:: Required work ::
Repeat word for word the stretch of the essay on the contemporary modern from "In the catalogue" through "are simply beautiful.".

:: Passage to read ::
• • • • • • •
Thursday, July 30, 2009

The contemporary modern

How come that modern forms seem to be so appealing in the field of contemporary art? What is it precisely about modernist art that makes one think that there is after all something related to the modernist enterprise that presents itself as relevant and interesting in the present day situation?

In the catalogue published on the occasion of the exhibition modern modern that was recently held at the Chelsea Art Museum, April 17 - June 13, 2009, and which was curated by Pati Hertling, Jan Verwoert argues that it is the crooked, the contradictory and the unresolved implied in many modernist works and practices, and not the straight laid bare in the disastrous modernist masterplans for an all-embracing revolution in the world, that gain distinction as being valuable if one takes a closer look at the modern project today. In the same catalogue Pati Hertling points to the idea that what she calls the modern modern has a sadness attached to itself and deals with longing and missing. Hertling also reminds us that objects are simply beautiful.

Now, these analysises of what we can call the contemporary modern are surely going straight to the point. There is an undeniable attractiveness to the revolutionary commitment to endless experimentation and innovation in artistic form inherent to the twentieth-century avant-garde modernism. The intense innovative spirit of many early modernist artworks are nearly mad or at least a little bit over the top if one takes an ordinary conformist point of view. That madness is precisely encapsulated by Verwoert in his theorizing about the crooked modern. At the same time there is, as Marjorie Perloff has stressed, a dominance of the lyric with its associated effects of singularity in some modernist art, say modernist poetry for instance, which fits very well with Hertlings nodding in the direction of an emotionalism attached to the contemporary modern. To the extent that the postmodern can be analysed, at least in part, as a refusal of the aesthetic Hertlings accentuation of the concept of beauty again touches upon a feature that surely makes the current focus upon modernism quite understandable and transparent. Because the aesthetic never really left the field of contemporary art and beauty matters. If something is beautiful it is simply worth seeing. And if something is beautiful in "the over the top way" or in the mad or the crooked way it is really worth seeing.
• • • • • • •
:: Records shown ::
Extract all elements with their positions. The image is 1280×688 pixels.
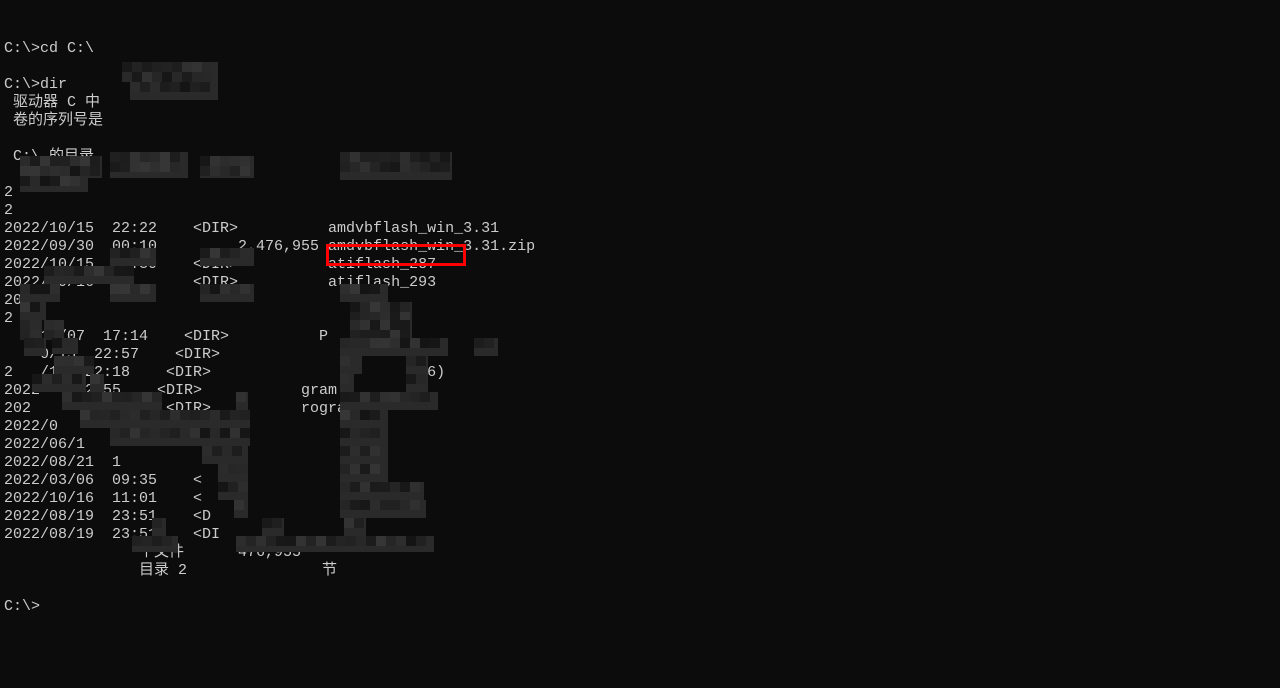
redaction-block	[200, 248, 254, 266]
redaction-block	[344, 518, 366, 536]
terminal-line: 卷的序列号是	[4, 112, 1280, 130]
redaction-block	[110, 152, 188, 178]
redaction-block	[90, 374, 104, 392]
terminal-line: 0/15 22:57 <DIR>	[4, 346, 1280, 364]
terminal-line: 2022 22:55 <DIR> gram	[4, 382, 1280, 400]
terminal-line	[4, 166, 1280, 184]
redaction-block	[340, 482, 424, 500]
redaction-block	[80, 410, 250, 428]
redaction-block	[110, 284, 156, 302]
terminal-line: 2022/10/15 22:30 <DIR> atiflash_287	[4, 256, 1280, 274]
redaction-block	[340, 152, 452, 180]
terminal-line	[4, 130, 1280, 148]
redaction-block	[20, 176, 88, 192]
redaction-block	[236, 536, 434, 552]
redaction-block	[110, 428, 250, 446]
redaction-block	[20, 284, 60, 302]
terminal-line: 2	[4, 310, 1280, 328]
terminal-line: 2	[4, 202, 1280, 220]
redaction-block	[340, 284, 388, 302]
terminal-line: 12/07 17:14 <DIR> P	[4, 328, 1280, 346]
terminal-line: 2022/09/30 00:10 2,476,955 amdvbflash_wi…	[4, 238, 1280, 256]
redaction-block	[340, 356, 362, 374]
redaction-block	[200, 284, 254, 302]
redaction-block	[24, 338, 46, 356]
redaction-block	[340, 446, 388, 464]
terminal-output[interactable]: C:\>cd C:\C:\>dir 驱动器 C 中 卷的序列号是 C:\ 的目录…	[4, 4, 1280, 688]
redaction-block	[62, 392, 162, 410]
redaction-block	[340, 338, 448, 356]
terminal-line: C:\>cd C:\	[4, 40, 1280, 58]
redaction-block	[44, 266, 134, 284]
terminal-line	[4, 580, 1280, 598]
redaction-block	[340, 392, 438, 410]
redaction-block	[54, 356, 94, 374]
redaction-block	[406, 374, 428, 392]
terminal-line: 2 /14 22:18 <DIR> 6)	[4, 364, 1280, 382]
redaction-block	[20, 320, 42, 340]
redaction-block	[340, 428, 388, 446]
terminal-line: 目录 2 节	[4, 562, 1280, 580]
redaction-block	[110, 248, 156, 266]
redaction-block	[340, 410, 388, 428]
redaction-block	[200, 156, 254, 178]
redaction-block	[122, 62, 218, 82]
terminal-line: 2	[4, 184, 1280, 202]
redaction-block	[340, 374, 354, 392]
redaction-block	[340, 464, 388, 482]
redaction-block	[32, 374, 86, 392]
terminal-line: 2021	[4, 292, 1280, 310]
redaction-block	[218, 482, 248, 500]
redaction-block	[202, 446, 248, 464]
redaction-block	[52, 338, 78, 354]
redaction-block	[340, 500, 426, 518]
redaction-block	[130, 82, 218, 100]
terminal-line: 个文件 476,955	[4, 544, 1280, 562]
terminal-line: C:\>	[4, 598, 1280, 616]
terminal-line: 2022/08/19 23:51 <D	[4, 508, 1280, 526]
redaction-block	[20, 156, 102, 178]
terminal-line: 2022/10/16 1 <DIR> atiflash_293	[4, 274, 1280, 292]
terminal-line: 2022/08/21 1	[4, 454, 1280, 472]
redaction-block	[262, 518, 284, 536]
terminal-line: 2022/03/06 09:35 <	[4, 472, 1280, 490]
redaction-block	[236, 392, 248, 410]
terminal-line: C:\ 的目录	[4, 148, 1280, 166]
redaction-block	[44, 320, 64, 340]
terminal-line: 2022/10/15 22:22 <DIR> amdvbflash_win_3.…	[4, 220, 1280, 238]
terminal-line: 2022/10/16 11:01 <	[4, 490, 1280, 508]
terminal-line: 2022/08/19 23:51 <DI	[4, 526, 1280, 544]
redaction-block	[406, 356, 428, 374]
redaction-block	[474, 338, 498, 356]
redaction-block	[132, 536, 178, 552]
redaction-block	[20, 302, 46, 320]
redaction-block	[234, 500, 248, 518]
redaction-block	[218, 464, 248, 482]
redaction-block	[152, 518, 166, 536]
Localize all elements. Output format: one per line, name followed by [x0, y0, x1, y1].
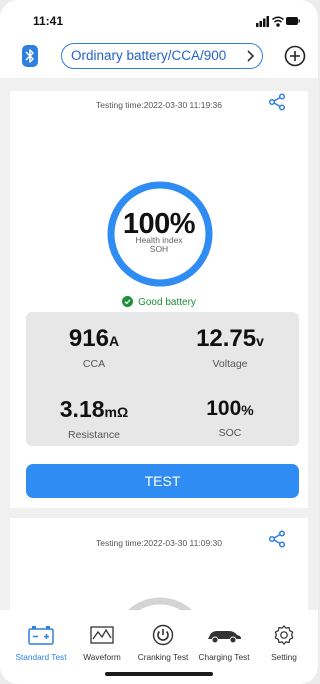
• • • • • • •
:: Answer to the task ::
In the catalogue published on the occasion of the exhibition modern modern that was recently held at the Chelsea Art Museum, April 17 - June 13, 2009, and which was curated by Pati Hertling, Jan Verwoert argues that it is the crooked, the contradictory and the unresolved implied in many modernist works and practices, and not the straight laid bare in the disastrous modernist masterplans for an all-embracing revolution in the world, that gain distinction as being valuable if one takes a closer look at the modern project today. In the same catalogue Pati Hertling points to the idea that what she calls the modern modern has a sadness attached to itself and deals with longing and missing. Hertling also reminds us that objects are simply beautiful.